▸ Task item
Retype the records below exactly as they appear, but leave out any pictures.
__________
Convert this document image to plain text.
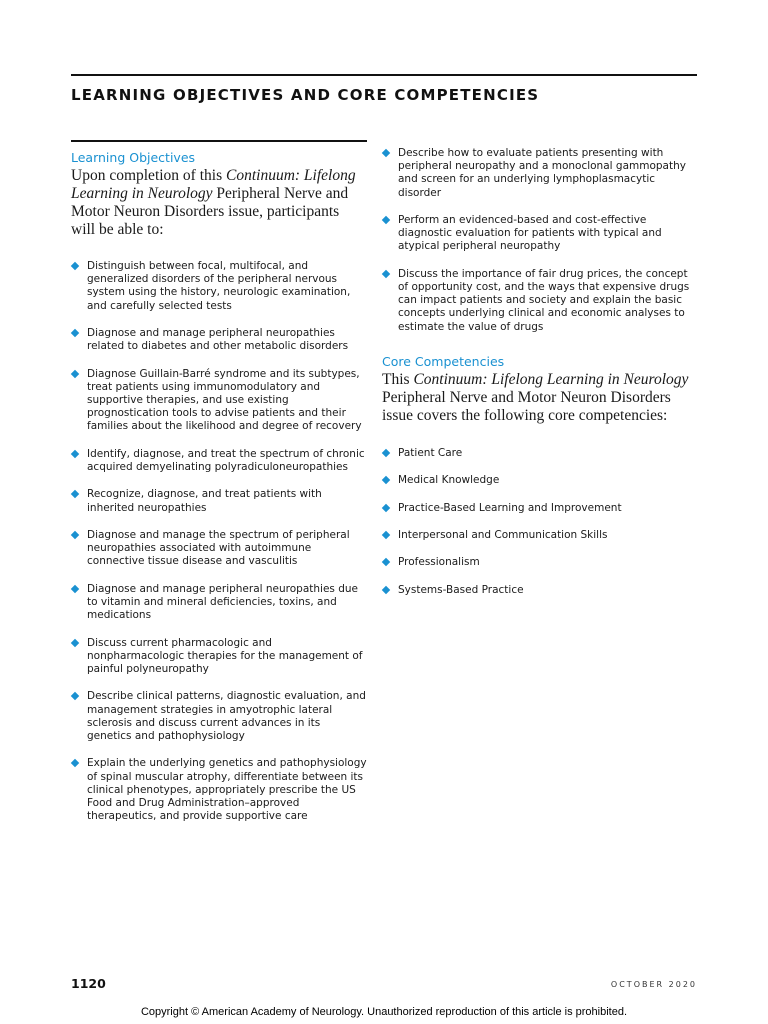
LEARNING OBJECTIVES AND CORE COMPETENCIES
Learning Objectives

Upon completion of this Continuum: Lifelong Learning in Neurology Peripheral Nerve and Motor Neuron Disorders issue, participants will be able to:

Distinguish between focal, multifocal, and generalized disorders of the peripheral nervous system using the history, neurologic examination, and carefully selected tests
Diagnose and manage peripheral neuropathies related to diabetes and other metabolic disorders
Diagnose Guillain-Barré syndrome and its subtypes, treat patients using immunomodulatory and supportive therapies, and use existing prognostication tools to advise patients and their families about the likelihood and degree of recovery
Identify, diagnose, and treat the spectrum of chronic acquired demyelinating polyradiculoneuropathies
Recognize, diagnose, and treat patients with inherited neuropathies
Diagnose and manage the spectrum of peripheral neuropathies associated with autoimmune connective tissue disease and vasculitis
Diagnose and manage peripheral neuropathies due to vitamin and mineral deficiencies, toxins, and medications
Discuss current pharmacologic and nonpharmacologic therapies for the management of painful polyneuropathy
Describe clinical patterns, diagnostic evaluation, and management strategies in amyotrophic lateral sclerosis and discuss current advances in its genetics and pathophysiology
Explain the underlying genetics and pathophysiology of spinal muscular atrophy, differentiate between its clinical phenotypes, appropriately prescribe the US Food and Drug Administration–approved therapeutics, and provide supportive care
Describe how to evaluate patients presenting with peripheral neuropathy and a monoclonal gammopathy and screen for an underlying lymphoplasmacytic disorder
Perform an evidenced-based and cost-effective diagnostic evaluation for patients with typical and atypical peripheral neuropathy
Discuss the importance of fair drug prices, the concept of opportunity cost, and the ways that expensive drugs can impact patients and society and explain the basic concepts underlying clinical and economic analyses to estimate the value of drugs
Core Competencies

This Continuum: Lifelong Learning in Neurology Peripheral Nerve and Motor Neuron Disorders issue covers the following core competencies:

Patient Care
Medical Knowledge
Practice-Based Learning and Improvement
Interpersonal and Communication Skills
Professionalism
Systems-Based Practice
1120	OCTOBER 2020
Copyright © American Academy of Neurology. Unauthorized reproduction of this article is prohibited.
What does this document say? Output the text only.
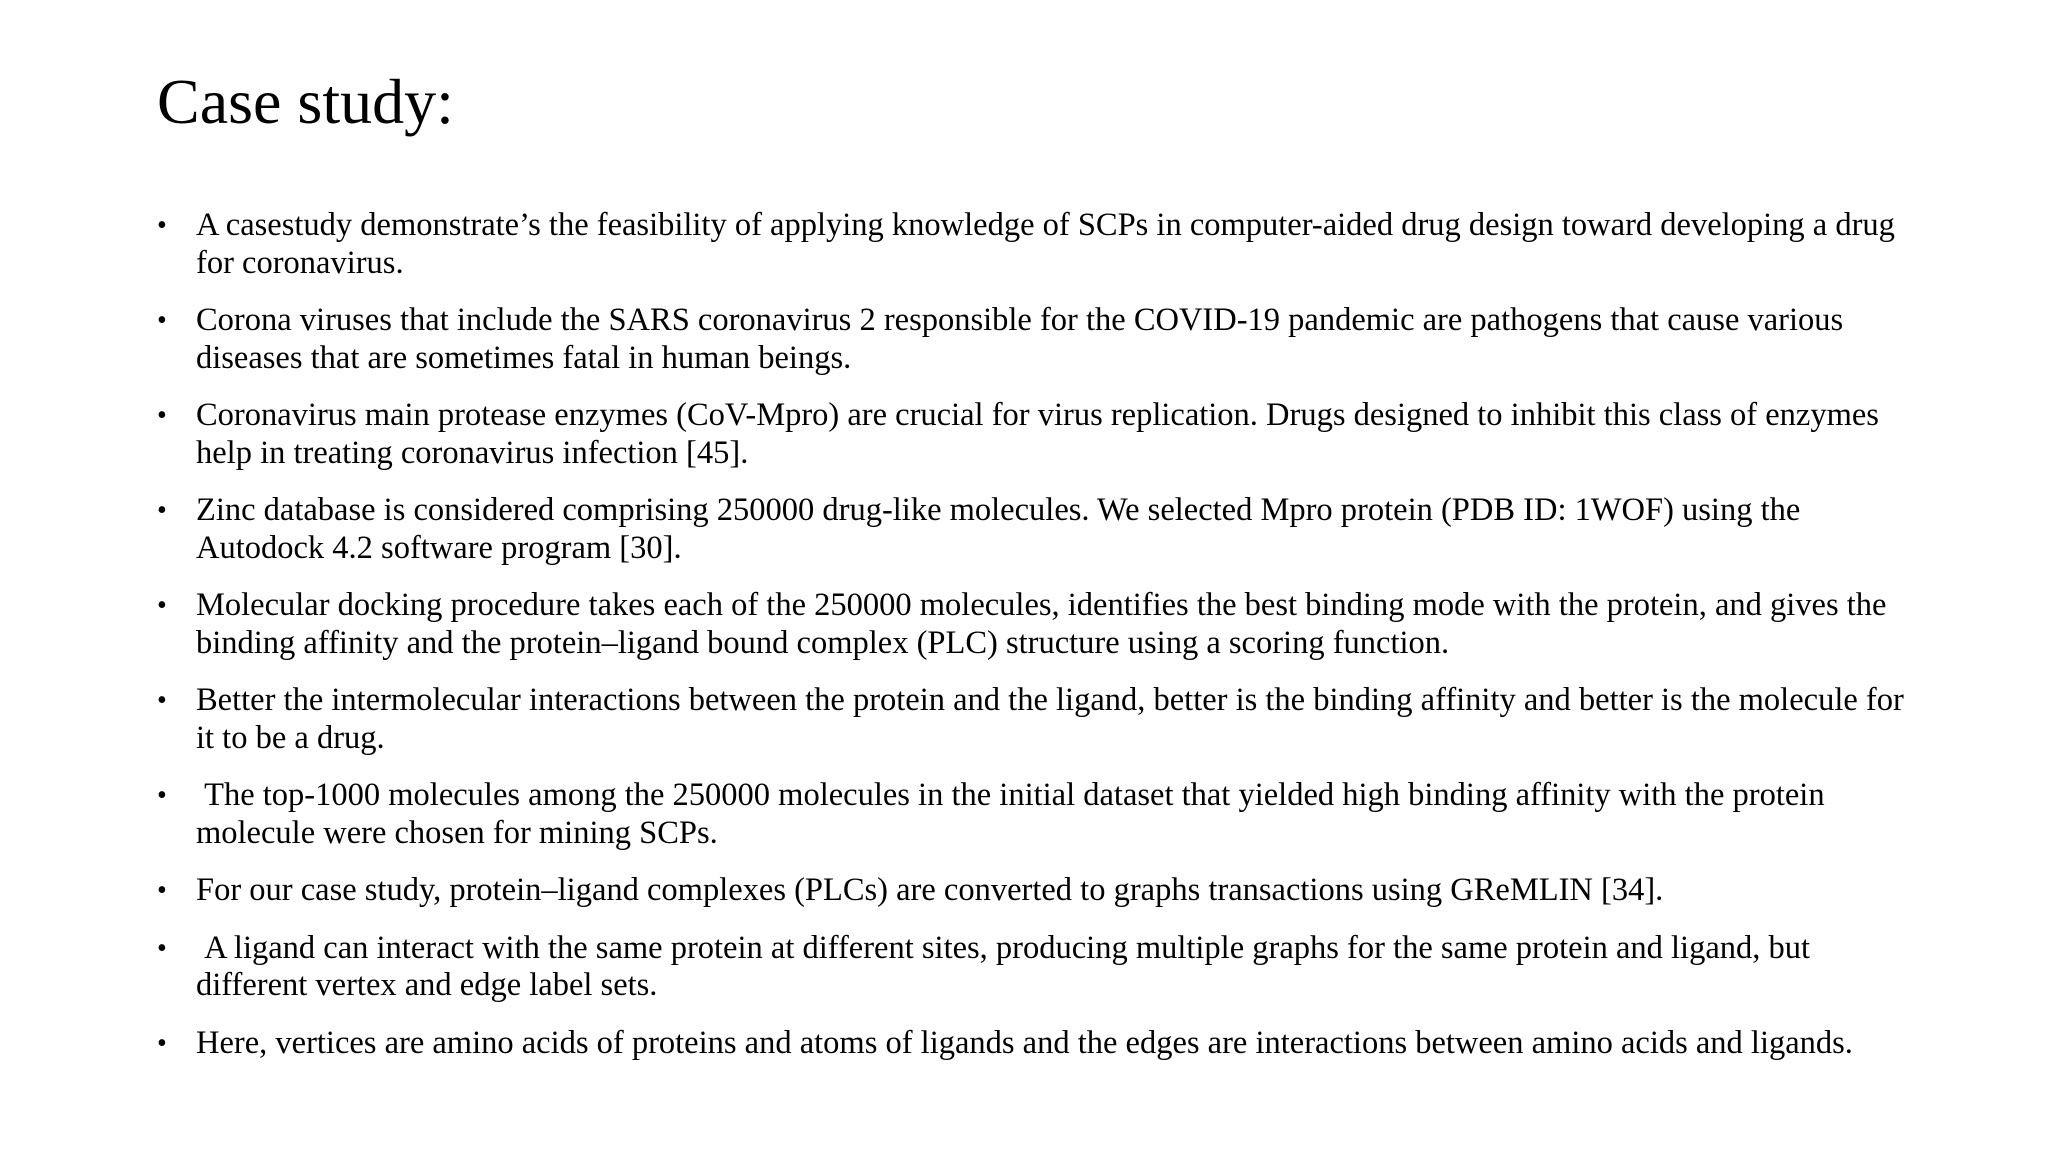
Case study:
• A casestudy demonstrate’s the feasibility of applying knowledge of SCPs in computer-aided drug design toward developing a drug for coronavirus.
• Corona viruses that include the SARS coronavirus 2 responsible for the COVID-19 pandemic are pathogens that cause various diseases that are sometimes fatal in human beings.
• Coronavirus main protease enzymes (CoV-Mpro) are crucial for virus replication. Drugs designed to inhibit this class of enzymes help in treating coronavirus infection [45].
• Zinc database is considered comprising 250000 drug-like molecules. We selected Mpro protein (PDB ID: 1WOF) using the Autodock 4.2 software program [30].
• Molecular docking procedure takes each of the 250000 molecules, identifies the best binding mode with the protein, and gives the binding affinity and the protein–ligand bound complex (PLC) structure using a scoring function.
• Better the intermolecular interactions between the protein and the ligand, better is the binding affinity and better is the molecule for it to be a drug.
• The top-1000 molecules among the 250000 molecules in the initial dataset that yielded high binding affinity with the protein molecule were chosen for mining SCPs.
• For our case study, protein–ligand complexes (PLCs) are converted to graphs transactions using GReMLIN [34].
• A ligand can interact with the same protein at different sites, producing multiple graphs for the same protein and ligand, but different vertex and edge label sets.
• Here, vertices are amino acids of proteins and atoms of ligands and the edges are interactions between amino acids and ligands.
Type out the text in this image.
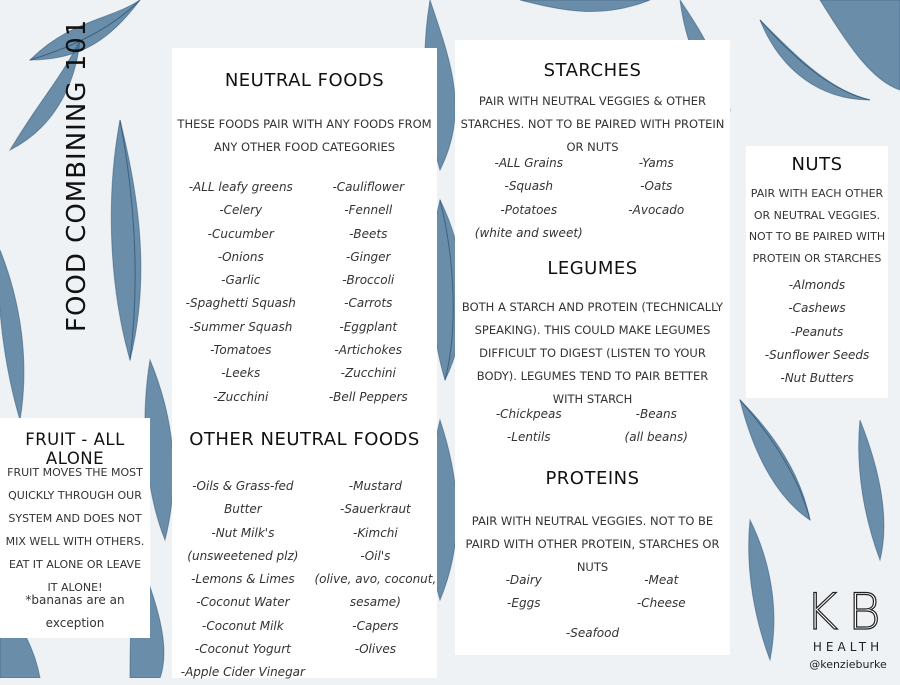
FOOD COMBINING 101	NEUTRAL FOODS
THESE FOODS PAIR WITH ANY FOODS FROM ANY OTHER FOOD CATEGORIES
-ALL leafy greens
-Celery
-Cucumber
-Onions
-Garlic
-Spaghetti Squash
-Summer Squash
-Tomatoes
-Leeks
-Zucchini
-Cauliflower
-Fennell
-Beets
-Ginger
-Broccoli
-Carrots
-Eggplant
-Artichokes
-Zucchini
-Bell Peppers
OTHER NEUTRAL FOODS
-Oils & Grass-fed Butter
-Nut Milk's
(unsweetened plz)
-Lemons & Limes
-Coconut Water
-Coconut Milk
-Coconut Yogurt
-Apple Cider Vinegar
-Mustard
-Sauerkraut
-Kimchi
-Oil's
(olive, avo, coconut,
sesame)
-Capers
-Olives
FRUIT - ALL ALONE
FRUIT MOVES THE MOST QUICKLY THROUGH OUR SYSTEM AND DOES NOT MIX WELL WITH OTHERS. EAT IT ALONE OR LEAVE IT ALONE!
*bananas are an exception
STARCHES
PAIR WITH NEUTRAL VEGGIES & OTHER STARCHES. NOT TO BE PAIRED WITH PROTEIN OR NUTS
-ALL Grains
-Squash
-Potatoes
(white and sweet)
-Yams
-Oats
-Avocado
LEGUMES
BOTH A STARCH AND PROTEIN (TECHNICALLY SPEAKING). THIS COULD MAKE LEGUMES DIFFICULT TO DIGEST (LISTEN TO YOUR BODY). LEGUMES TEND TO PAIR BETTER WITH STARCH
-Chickpeas
-Lentils
-Beans
(all beans)
PROTEINS
PAIR WITH NEUTRAL VEGGIES. NOT TO BE PAIRD WITH OTHER PROTEIN, STARCHES OR NUTS
-Dairy
-Eggs
-Meat
-Cheese
-Seafood
NUTS
PAIR WITH EACH OTHER OR NEUTRAL VEGGIES. NOT TO BE PAIRED WITH PROTEIN OR STARCHES
-Almonds
-Cashews
-Peanuts
-Sunflower Seeds
-Nut Butters
KB
HEALTH
@kenzieburke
__________
▸ Output
Convert this document image to plain text.
LEARNING OBJECTIVES AND CORE COMPETENCIES
Learning Objectives

Upon completion of this Continuum: Lifelong Learning in Neurology Peripheral Nerve and Motor Neuron Disorders issue, participants will be able to:

Distinguish between focal, multifocal, and generalized disorders of the peripheral nervous system using the history, neurologic examination, and carefully selected tests
Diagnose and manage peripheral neuropathies related to diabetes and other metabolic disorders
Diagnose Guillain-Barré syndrome and its subtypes, treat patients using immunomodulatory and supportive therapies, and use existing prognostication tools to advise patients and their families about the likelihood and degree of recovery
Identify, diagnose, and treat the spectrum of chronic acquired demyelinating polyradiculoneuropathies
Recognize, diagnose, and treat patients with inherited neuropathies
Diagnose and manage the spectrum of peripheral neuropathies associated with autoimmune connective tissue disease and vasculitis
Diagnose and manage peripheral neuropathies due to vitamin and mineral deficiencies, toxins, and medications
Discuss current pharmacologic and nonpharmacologic therapies for the management of painful polyneuropathy
Describe clinical patterns, diagnostic evaluation, and management strategies in amyotrophic lateral sclerosis and discuss current advances in its genetics and pathophysiology
Explain the underlying genetics and pathophysiology of spinal muscular atrophy, differentiate between its clinical phenotypes, appropriately prescribe the US Food and Drug Administration–approved therapeutics, and provide supportive care
Describe how to evaluate patients presenting with peripheral neuropathy and a monoclonal gammopathy and screen for an underlying lymphoplasmacytic disorder
Perform an evidenced-based and cost-effective diagnostic evaluation for patients with typical and atypical peripheral neuropathy
Discuss the importance of fair drug prices, the concept of opportunity cost, and the ways that expensive drugs can impact patients and society and explain the basic concepts underlying clinical and economic analyses to estimate the value of drugs
Core Competencies

This Continuum: Lifelong Learning in Neurology Peripheral Nerve and Motor Neuron Disorders issue covers the following core competencies:

Patient Care
Medical Knowledge
Practice-Based Learning and Improvement
Interpersonal and Communication Skills
Professionalism
Systems-Based Practice
1120	OCTOBER 2020
Copyright © American Academy of Neurology. Unauthorized reproduction of this article is prohibited.
What does this document say? Output the text only.
Case study:
• A casestudy demonstrate’s the feasibility of applying knowledge of SCPs in computer-aided drug design toward developing a drug for coronavirus.
• Corona viruses that include the SARS coronavirus 2 responsible for the COVID-19 pandemic are pathogens that cause various diseases that are sometimes fatal in human beings.
• Coronavirus main protease enzymes (CoV-Mpro) are crucial for virus replication. Drugs designed to inhibit this class of enzymes help in treating coronavirus infection [45].
• Zinc database is considered comprising 250000 drug-like molecules. We selected Mpro protein (PDB ID: 1WOF) using the Autodock 4.2 software program [30].
• Molecular docking procedure takes each of the 250000 molecules, identifies the best binding mode with the protein, and gives the binding affinity and the protein–ligand bound complex (PLC) structure using a scoring function.
• Better the intermolecular interactions between the protein and the ligand, better is the binding affinity and better is the molecule for it to be a drug.
• The top-1000 molecules among the 250000 molecules in the initial dataset that yielded high binding affinity with the protein molecule were chosen for mining SCPs.
• For our case study, protein–ligand complexes (PLCs) are converted to graphs transactions using GReMLIN [34].
• A ligand can interact with the same protein at different sites, producing multiple graphs for the same protein and ligand, but different vertex and edge label sets.
• Here, vertices are amino acids of proteins and atoms of ligands and the edges are interactions between amino acids and ligands.
Type out the text in this image.
FOOD COMBINING 101	NEUTRAL FOODS
THESE FOODS PAIR WITH ANY FOODS FROM ANY OTHER FOOD CATEGORIES
-ALL leafy greens
-Celery
-Cucumber
-Onions
-Garlic
-Spaghetti Squash
-Summer Squash
-Tomatoes
-Leeks
-Zucchini
-Cauliflower
-Fennell
-Beets
-Ginger
-Broccoli
-Carrots
-Eggplant
-Artichokes
-Zucchini
-Bell Peppers
OTHER NEUTRAL FOODS
-Oils & Grass-fed Butter
-Nut Milk's
(unsweetened plz)
-Lemons & Limes
-Coconut Water
-Coconut Milk
-Coconut Yogurt
-Apple Cider Vinegar
-Mustard
-Sauerkraut
-Kimchi
-Oil's
(olive, avo, coconut,
sesame)
-Capers
-Olives
FRUIT - ALL ALONE
FRUIT MOVES THE MOST QUICKLY THROUGH OUR SYSTEM AND DOES NOT MIX WELL WITH OTHERS. EAT IT ALONE OR LEAVE IT ALONE!
*bananas are an exception
STARCHES
PAIR WITH NEUTRAL VEGGIES & OTHER STARCHES. NOT TO BE PAIRED WITH PROTEIN OR NUTS
-ALL Grains
-Squash
-Potatoes
(white and sweet)
-Yams
-Oats
-Avocado
LEGUMES
BOTH A STARCH AND PROTEIN (TECHNICALLY SPEAKING). THIS COULD MAKE LEGUMES DIFFICULT TO DIGEST (LISTEN TO YOUR BODY). LEGUMES TEND TO PAIR BETTER WITH STARCH
-Chickpeas
-Lentils
-Beans
(all beans)
PROTEINS
PAIR WITH NEUTRAL VEGGIES. NOT TO BE PAIRD WITH OTHER PROTEIN, STARCHES OR NUTS
-Dairy
-Eggs
-Meat
-Cheese
-Seafood
NUTS
PAIR WITH EACH OTHER OR NEUTRAL VEGGIES. NOT TO BE PAIRED WITH PROTEIN OR STARCHES
-Almonds
-Cashews
-Peanuts
-Sunflower Seeds
-Nut Butters
KB
HEALTH
@kenzieburke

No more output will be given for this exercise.